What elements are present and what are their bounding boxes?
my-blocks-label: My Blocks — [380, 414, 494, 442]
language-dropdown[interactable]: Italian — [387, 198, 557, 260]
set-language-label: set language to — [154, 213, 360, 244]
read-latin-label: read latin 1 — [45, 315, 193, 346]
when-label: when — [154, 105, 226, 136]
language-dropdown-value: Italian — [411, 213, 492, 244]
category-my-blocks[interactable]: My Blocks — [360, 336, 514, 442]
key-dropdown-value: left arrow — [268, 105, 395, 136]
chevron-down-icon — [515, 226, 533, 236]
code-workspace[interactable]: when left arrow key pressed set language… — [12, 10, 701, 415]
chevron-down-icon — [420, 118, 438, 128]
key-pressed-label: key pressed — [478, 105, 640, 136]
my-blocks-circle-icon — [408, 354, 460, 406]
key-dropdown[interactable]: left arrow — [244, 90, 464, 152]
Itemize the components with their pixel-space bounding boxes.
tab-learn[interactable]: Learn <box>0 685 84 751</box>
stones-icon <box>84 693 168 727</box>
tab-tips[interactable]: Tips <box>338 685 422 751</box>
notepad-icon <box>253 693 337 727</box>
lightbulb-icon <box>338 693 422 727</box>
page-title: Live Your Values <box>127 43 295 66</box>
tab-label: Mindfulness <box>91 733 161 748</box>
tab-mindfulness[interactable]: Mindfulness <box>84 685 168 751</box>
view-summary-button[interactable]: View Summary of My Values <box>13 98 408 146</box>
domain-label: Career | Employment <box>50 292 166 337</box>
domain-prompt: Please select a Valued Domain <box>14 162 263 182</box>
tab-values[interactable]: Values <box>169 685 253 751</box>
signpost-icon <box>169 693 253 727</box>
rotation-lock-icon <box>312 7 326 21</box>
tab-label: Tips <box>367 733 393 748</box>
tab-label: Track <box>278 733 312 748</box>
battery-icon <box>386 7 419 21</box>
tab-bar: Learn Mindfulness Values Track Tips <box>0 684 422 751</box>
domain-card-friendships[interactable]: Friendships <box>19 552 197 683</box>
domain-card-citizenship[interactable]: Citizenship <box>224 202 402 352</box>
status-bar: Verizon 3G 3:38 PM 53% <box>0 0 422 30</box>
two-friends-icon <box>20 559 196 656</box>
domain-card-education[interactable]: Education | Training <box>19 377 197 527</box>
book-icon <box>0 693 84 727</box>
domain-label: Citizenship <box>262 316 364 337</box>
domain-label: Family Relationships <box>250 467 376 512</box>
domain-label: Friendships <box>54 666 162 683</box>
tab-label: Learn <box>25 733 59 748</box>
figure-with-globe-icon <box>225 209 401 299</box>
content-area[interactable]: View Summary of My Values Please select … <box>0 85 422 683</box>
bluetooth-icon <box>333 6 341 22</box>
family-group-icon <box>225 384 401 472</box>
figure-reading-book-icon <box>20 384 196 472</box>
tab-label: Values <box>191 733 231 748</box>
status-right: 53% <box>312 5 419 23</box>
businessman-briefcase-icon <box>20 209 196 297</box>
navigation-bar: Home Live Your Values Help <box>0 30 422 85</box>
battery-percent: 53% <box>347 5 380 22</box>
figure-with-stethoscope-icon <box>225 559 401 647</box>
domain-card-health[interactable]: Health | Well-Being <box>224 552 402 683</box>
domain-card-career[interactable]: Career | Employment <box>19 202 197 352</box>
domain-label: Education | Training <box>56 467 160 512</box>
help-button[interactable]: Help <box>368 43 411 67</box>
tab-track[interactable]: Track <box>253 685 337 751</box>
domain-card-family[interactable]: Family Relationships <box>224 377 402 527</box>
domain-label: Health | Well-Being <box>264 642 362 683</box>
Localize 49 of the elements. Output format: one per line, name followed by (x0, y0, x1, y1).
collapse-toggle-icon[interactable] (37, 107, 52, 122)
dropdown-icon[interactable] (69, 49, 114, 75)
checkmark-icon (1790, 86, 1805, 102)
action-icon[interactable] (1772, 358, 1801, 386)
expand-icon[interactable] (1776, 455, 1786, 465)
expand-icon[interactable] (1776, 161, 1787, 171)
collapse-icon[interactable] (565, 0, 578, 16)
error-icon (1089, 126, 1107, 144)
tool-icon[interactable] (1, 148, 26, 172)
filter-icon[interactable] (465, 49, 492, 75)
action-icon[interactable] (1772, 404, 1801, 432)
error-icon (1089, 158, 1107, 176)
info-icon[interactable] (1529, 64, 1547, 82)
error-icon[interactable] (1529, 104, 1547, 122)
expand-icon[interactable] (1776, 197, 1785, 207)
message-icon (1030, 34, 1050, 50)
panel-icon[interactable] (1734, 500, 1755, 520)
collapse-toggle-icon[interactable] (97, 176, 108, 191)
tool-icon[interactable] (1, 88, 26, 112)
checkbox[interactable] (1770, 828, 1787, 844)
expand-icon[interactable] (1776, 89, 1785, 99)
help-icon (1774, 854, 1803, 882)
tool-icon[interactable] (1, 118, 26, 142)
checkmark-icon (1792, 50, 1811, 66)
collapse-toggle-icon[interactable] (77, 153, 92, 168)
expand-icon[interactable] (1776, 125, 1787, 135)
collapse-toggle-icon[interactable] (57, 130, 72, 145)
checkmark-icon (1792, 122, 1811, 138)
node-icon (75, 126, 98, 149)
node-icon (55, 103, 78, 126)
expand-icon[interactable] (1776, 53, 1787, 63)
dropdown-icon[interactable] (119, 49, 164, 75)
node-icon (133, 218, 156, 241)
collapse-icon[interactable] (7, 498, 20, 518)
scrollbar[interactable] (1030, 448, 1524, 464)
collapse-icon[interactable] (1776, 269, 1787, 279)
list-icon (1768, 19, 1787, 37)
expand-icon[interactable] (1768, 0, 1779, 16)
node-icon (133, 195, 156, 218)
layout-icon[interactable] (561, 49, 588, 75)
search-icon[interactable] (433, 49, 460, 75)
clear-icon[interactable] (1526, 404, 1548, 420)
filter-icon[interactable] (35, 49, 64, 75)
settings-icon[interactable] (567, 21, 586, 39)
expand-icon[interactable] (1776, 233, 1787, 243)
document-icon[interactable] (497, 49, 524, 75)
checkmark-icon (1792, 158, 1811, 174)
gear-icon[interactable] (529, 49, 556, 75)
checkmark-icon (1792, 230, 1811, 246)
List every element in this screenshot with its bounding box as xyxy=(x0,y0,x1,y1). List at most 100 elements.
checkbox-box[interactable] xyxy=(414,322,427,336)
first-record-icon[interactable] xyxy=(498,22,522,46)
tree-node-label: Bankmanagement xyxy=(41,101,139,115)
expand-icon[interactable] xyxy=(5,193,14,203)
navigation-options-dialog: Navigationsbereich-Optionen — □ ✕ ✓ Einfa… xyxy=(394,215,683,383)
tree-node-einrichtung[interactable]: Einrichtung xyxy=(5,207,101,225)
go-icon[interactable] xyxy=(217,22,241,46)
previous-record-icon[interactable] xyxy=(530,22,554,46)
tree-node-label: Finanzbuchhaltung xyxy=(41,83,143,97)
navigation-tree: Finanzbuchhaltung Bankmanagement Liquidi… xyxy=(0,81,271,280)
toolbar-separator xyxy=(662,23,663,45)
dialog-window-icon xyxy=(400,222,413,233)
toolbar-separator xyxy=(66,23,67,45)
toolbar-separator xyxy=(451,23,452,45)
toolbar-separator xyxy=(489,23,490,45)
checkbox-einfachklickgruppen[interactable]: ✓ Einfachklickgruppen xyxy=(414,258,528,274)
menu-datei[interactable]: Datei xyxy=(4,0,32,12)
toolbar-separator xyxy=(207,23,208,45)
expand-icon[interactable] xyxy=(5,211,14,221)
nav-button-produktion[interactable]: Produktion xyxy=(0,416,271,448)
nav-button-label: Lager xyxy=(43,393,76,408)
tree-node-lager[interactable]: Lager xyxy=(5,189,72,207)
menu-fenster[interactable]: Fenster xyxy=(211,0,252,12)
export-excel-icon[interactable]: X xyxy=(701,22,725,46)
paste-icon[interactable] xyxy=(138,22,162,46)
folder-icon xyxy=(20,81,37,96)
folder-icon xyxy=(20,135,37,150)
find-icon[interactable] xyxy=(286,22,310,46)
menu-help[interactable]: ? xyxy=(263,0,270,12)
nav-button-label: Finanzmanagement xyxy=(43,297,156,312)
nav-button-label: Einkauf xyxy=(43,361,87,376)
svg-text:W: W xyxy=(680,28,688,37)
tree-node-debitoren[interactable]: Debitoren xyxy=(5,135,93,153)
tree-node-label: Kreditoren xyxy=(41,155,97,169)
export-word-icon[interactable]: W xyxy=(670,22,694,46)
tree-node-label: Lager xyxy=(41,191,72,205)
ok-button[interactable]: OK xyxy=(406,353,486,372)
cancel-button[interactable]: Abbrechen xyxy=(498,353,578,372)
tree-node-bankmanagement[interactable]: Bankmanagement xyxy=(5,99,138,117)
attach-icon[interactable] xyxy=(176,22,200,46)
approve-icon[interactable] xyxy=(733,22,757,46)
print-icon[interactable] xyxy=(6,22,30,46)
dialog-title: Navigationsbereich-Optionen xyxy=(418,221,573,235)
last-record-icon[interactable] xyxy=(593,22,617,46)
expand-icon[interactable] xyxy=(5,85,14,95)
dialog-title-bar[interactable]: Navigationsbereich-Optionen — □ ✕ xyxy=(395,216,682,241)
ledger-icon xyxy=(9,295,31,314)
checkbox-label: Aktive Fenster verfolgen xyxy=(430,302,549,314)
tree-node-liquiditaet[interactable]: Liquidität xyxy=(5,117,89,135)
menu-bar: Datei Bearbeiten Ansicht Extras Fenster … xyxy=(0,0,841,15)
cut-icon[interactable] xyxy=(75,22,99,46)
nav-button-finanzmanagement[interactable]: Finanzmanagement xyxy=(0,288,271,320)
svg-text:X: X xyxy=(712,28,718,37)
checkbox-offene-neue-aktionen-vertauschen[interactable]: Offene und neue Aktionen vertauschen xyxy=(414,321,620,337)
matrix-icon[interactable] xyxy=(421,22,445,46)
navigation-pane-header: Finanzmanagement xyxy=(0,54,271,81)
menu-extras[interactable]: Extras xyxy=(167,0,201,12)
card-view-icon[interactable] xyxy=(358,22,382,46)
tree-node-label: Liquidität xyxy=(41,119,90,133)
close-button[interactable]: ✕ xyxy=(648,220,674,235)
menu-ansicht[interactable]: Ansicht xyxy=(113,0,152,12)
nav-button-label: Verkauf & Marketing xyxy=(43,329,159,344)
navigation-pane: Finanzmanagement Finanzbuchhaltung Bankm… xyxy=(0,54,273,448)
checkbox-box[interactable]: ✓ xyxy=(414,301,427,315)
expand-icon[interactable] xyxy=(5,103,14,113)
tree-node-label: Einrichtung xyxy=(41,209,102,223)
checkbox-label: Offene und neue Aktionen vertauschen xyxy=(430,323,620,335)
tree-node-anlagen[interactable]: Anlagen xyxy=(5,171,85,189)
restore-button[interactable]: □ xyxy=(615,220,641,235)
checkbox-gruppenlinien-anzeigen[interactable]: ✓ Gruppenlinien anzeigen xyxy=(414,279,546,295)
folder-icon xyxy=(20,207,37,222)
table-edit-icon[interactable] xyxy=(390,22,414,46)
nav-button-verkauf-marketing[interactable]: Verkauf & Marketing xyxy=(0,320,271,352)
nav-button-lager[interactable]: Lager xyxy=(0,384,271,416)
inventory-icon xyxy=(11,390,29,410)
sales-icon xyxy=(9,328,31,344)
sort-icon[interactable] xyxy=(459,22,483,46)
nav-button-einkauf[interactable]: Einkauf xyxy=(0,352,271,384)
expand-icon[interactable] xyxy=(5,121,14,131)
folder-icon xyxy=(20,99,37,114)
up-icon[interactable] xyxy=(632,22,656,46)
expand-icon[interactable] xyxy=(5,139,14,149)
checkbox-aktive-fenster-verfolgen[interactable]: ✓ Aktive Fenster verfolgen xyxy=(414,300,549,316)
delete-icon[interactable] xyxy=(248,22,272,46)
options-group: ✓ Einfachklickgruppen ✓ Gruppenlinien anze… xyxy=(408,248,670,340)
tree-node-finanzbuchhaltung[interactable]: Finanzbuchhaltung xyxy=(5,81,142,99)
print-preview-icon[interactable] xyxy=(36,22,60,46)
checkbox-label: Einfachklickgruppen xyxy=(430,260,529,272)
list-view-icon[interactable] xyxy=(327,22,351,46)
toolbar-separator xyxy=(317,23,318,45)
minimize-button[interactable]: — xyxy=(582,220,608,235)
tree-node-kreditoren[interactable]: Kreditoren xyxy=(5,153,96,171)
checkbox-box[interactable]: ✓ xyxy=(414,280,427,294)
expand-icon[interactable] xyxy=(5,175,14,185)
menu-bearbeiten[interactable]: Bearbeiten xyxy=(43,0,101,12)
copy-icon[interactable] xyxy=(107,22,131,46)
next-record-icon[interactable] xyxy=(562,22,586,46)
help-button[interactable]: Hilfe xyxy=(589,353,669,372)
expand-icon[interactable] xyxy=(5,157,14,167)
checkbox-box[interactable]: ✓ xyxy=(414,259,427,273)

---*---

Reproduce the material above word for word, from its first line through the line holding "set-language-label: set language", inclusive.

What elements are present and what are their bounding boxes?
my-blocks-label: My Blocks — [380, 414, 494, 442]
language-dropdown[interactable]: Italian — [387, 198, 557, 260]
set-language-label: set language to — [154, 213, 360, 244]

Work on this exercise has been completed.